• Problem statement:
Select lines where the word "Quantification" appears.

• Supplied data:
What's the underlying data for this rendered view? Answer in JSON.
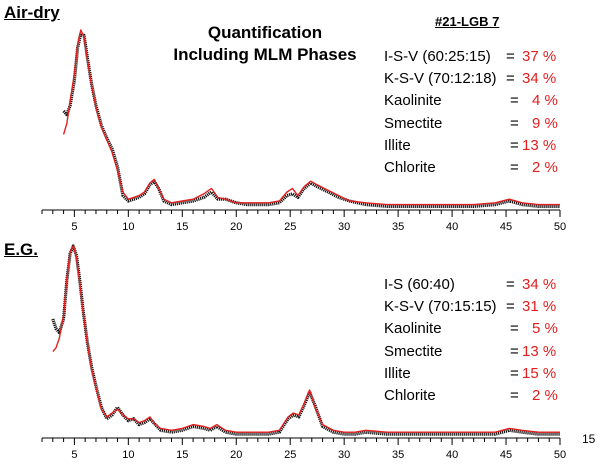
{
  "title": "Quantification Including MLM Phases",
  "title_lines": [
    "Quantification",
    "Including MLM Phases"
  ],
  "sample_id": "#21-LGB 7",
  "extra_label": "15",
  "colors": {
    "measured": "#111111",
    "calculated": "#e02020",
    "value": "#e02020"
  },
  "chart_data": [
    {
      "type": "line",
      "panel_label": "Air-dry",
      "xlim": [
        2,
        50
      ],
      "x_ticks": [
        5,
        10,
        15,
        20,
        25,
        30,
        35,
        40,
        45,
        50
      ],
      "grid": false,
      "series": [
        {
          "style": "measured-dotted",
          "x": [
            4,
            4.3,
            4.6,
            5,
            5.3,
            5.6,
            5.9,
            6.2,
            6.6,
            7,
            7.5,
            8,
            8.5,
            9,
            9.5,
            10,
            10.5,
            11,
            11.5,
            12,
            12.4,
            12.8,
            13.3,
            14,
            15,
            16,
            17,
            17.7,
            18.3,
            19,
            20,
            21,
            22,
            23,
            24,
            24.7,
            25.2,
            25.7,
            26.3,
            26.9,
            27.5,
            28.5,
            29.5,
            30.5,
            32,
            34,
            36,
            38,
            40,
            42,
            44,
            45.3,
            46.5,
            48,
            50
          ],
          "y": [
            0.55,
            0.53,
            0.58,
            0.72,
            0.9,
            0.98,
            0.97,
            0.85,
            0.7,
            0.58,
            0.47,
            0.4,
            0.34,
            0.24,
            0.08,
            0.05,
            0.06,
            0.07,
            0.09,
            0.14,
            0.16,
            0.12,
            0.05,
            0.03,
            0.04,
            0.05,
            0.07,
            0.1,
            0.06,
            0.06,
            0.04,
            0.03,
            0.03,
            0.03,
            0.04,
            0.08,
            0.09,
            0.07,
            0.12,
            0.15,
            0.13,
            0.1,
            0.07,
            0.05,
            0.03,
            0.02,
            0.02,
            0.02,
            0.02,
            0.02,
            0.03,
            0.05,
            0.03,
            0.02,
            0.02
          ]
        },
        {
          "style": "calculated",
          "x": [
            4,
            4.3,
            4.6,
            5,
            5.3,
            5.6,
            5.9,
            6.2,
            6.6,
            7,
            7.5,
            8,
            8.5,
            9,
            9.5,
            10,
            10.5,
            11,
            11.5,
            12,
            12.4,
            12.8,
            13.3,
            14,
            15,
            16,
            17,
            17.7,
            18.3,
            19,
            20,
            21,
            22,
            23,
            24,
            24.7,
            25.2,
            25.7,
            26.3,
            26.9,
            27.5,
            28.5,
            29.5,
            30.5,
            32,
            34,
            36,
            38,
            40,
            42,
            44,
            45.3,
            46.5,
            48,
            50
          ],
          "y": [
            0.42,
            0.48,
            0.6,
            0.76,
            0.92,
            1.0,
            0.96,
            0.84,
            0.69,
            0.57,
            0.46,
            0.39,
            0.32,
            0.22,
            0.1,
            0.06,
            0.07,
            0.08,
            0.1,
            0.15,
            0.17,
            0.12,
            0.06,
            0.04,
            0.05,
            0.06,
            0.09,
            0.12,
            0.07,
            0.06,
            0.04,
            0.04,
            0.04,
            0.04,
            0.05,
            0.1,
            0.12,
            0.08,
            0.13,
            0.16,
            0.14,
            0.11,
            0.08,
            0.05,
            0.04,
            0.03,
            0.03,
            0.03,
            0.03,
            0.03,
            0.04,
            0.06,
            0.04,
            0.03,
            0.03
          ]
        }
      ],
      "phases": [
        {
          "name": "I-S-V",
          "ratio": "(60:25:15)",
          "value": "37 %"
        },
        {
          "name": "K-S-V",
          "ratio": "(70:12:18)",
          "value": "34 %"
        },
        {
          "name": "Kaolinite",
          "ratio": "",
          "value": "4 %"
        },
        {
          "name": "Smectite",
          "ratio": "",
          "value": "9 %"
        },
        {
          "name": "Illite",
          "ratio": "",
          "value": "13 %"
        },
        {
          "name": "Chlorite",
          "ratio": "",
          "value": "2 %"
        }
      ]
    },
    {
      "type": "line",
      "panel_label": "E.G.",
      "xlim": [
        2,
        50
      ],
      "x_ticks": [
        5,
        10,
        15,
        20,
        25,
        30,
        35,
        40,
        45,
        50
      ],
      "grid": false,
      "series": [
        {
          "style": "measured-dotted",
          "x": [
            3,
            3.3,
            3.6,
            4,
            4.3,
            4.6,
            4.9,
            5.2,
            5.5,
            5.8,
            6.2,
            6.6,
            7,
            7.5,
            8,
            8.5,
            9,
            9.5,
            10,
            10.5,
            11,
            11.5,
            12,
            12.5,
            13,
            14,
            15,
            16,
            17,
            17.6,
            18.2,
            19,
            20,
            21,
            22,
            23,
            24,
            24.8,
            25.3,
            25.8,
            26.3,
            26.8,
            27.3,
            28,
            29,
            30,
            31,
            32,
            34,
            36,
            38,
            40,
            42,
            44,
            45.3,
            46.5,
            48,
            50
          ],
          "y": [
            0.62,
            0.57,
            0.55,
            0.62,
            0.82,
            0.96,
            1.0,
            0.95,
            0.82,
            0.67,
            0.5,
            0.37,
            0.27,
            0.16,
            0.1,
            0.12,
            0.16,
            0.12,
            0.09,
            0.1,
            0.07,
            0.08,
            0.1,
            0.07,
            0.04,
            0.03,
            0.04,
            0.06,
            0.05,
            0.04,
            0.06,
            0.03,
            0.02,
            0.02,
            0.02,
            0.02,
            0.03,
            0.1,
            0.12,
            0.11,
            0.17,
            0.24,
            0.17,
            0.06,
            0.03,
            0.02,
            0.02,
            0.03,
            0.02,
            0.02,
            0.02,
            0.02,
            0.02,
            0.02,
            0.04,
            0.03,
            0.02,
            0.02
          ]
        },
        {
          "style": "calculated",
          "x": [
            3,
            3.3,
            3.6,
            4,
            4.3,
            4.6,
            4.9,
            5.2,
            5.5,
            5.8,
            6.2,
            6.6,
            7,
            7.5,
            8,
            8.5,
            9,
            9.5,
            10,
            10.5,
            11,
            11.5,
            12,
            12.5,
            13,
            14,
            15,
            16,
            17,
            17.6,
            18.2,
            19,
            20,
            21,
            22,
            23,
            24,
            24.8,
            25.3,
            25.8,
            26.3,
            26.8,
            27.3,
            28,
            29,
            30,
            31,
            32,
            34,
            36,
            38,
            40,
            42,
            44,
            45.3,
            46.5,
            48,
            50
          ],
          "y": [
            0.45,
            0.47,
            0.52,
            0.64,
            0.83,
            0.97,
            1.0,
            0.94,
            0.81,
            0.66,
            0.49,
            0.36,
            0.26,
            0.15,
            0.11,
            0.13,
            0.15,
            0.12,
            0.1,
            0.1,
            0.08,
            0.09,
            0.11,
            0.07,
            0.05,
            0.04,
            0.05,
            0.07,
            0.06,
            0.05,
            0.07,
            0.04,
            0.03,
            0.03,
            0.03,
            0.03,
            0.04,
            0.11,
            0.13,
            0.12,
            0.18,
            0.25,
            0.16,
            0.07,
            0.04,
            0.03,
            0.03,
            0.04,
            0.03,
            0.03,
            0.03,
            0.03,
            0.03,
            0.03,
            0.05,
            0.04,
            0.03,
            0.03
          ]
        }
      ],
      "phases": [
        {
          "name": "I-S",
          "ratio": "(60:40)",
          "value": "34 %"
        },
        {
          "name": "K-S-V",
          "ratio": "(70:15:15)",
          "value": "31 %"
        },
        {
          "name": "Kaolinite",
          "ratio": "",
          "value": "5 %"
        },
        {
          "name": "Smectite",
          "ratio": "",
          "value": "13 %"
        },
        {
          "name": "Illite",
          "ratio": "",
          "value": "15 %"
        },
        {
          "name": "Chlorite",
          "ratio": "",
          "value": "2 %"
        }
      ]
    }
  ]
}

• Task solution:
  "title": "Quantification Including MLM Phases",
    "Quantification",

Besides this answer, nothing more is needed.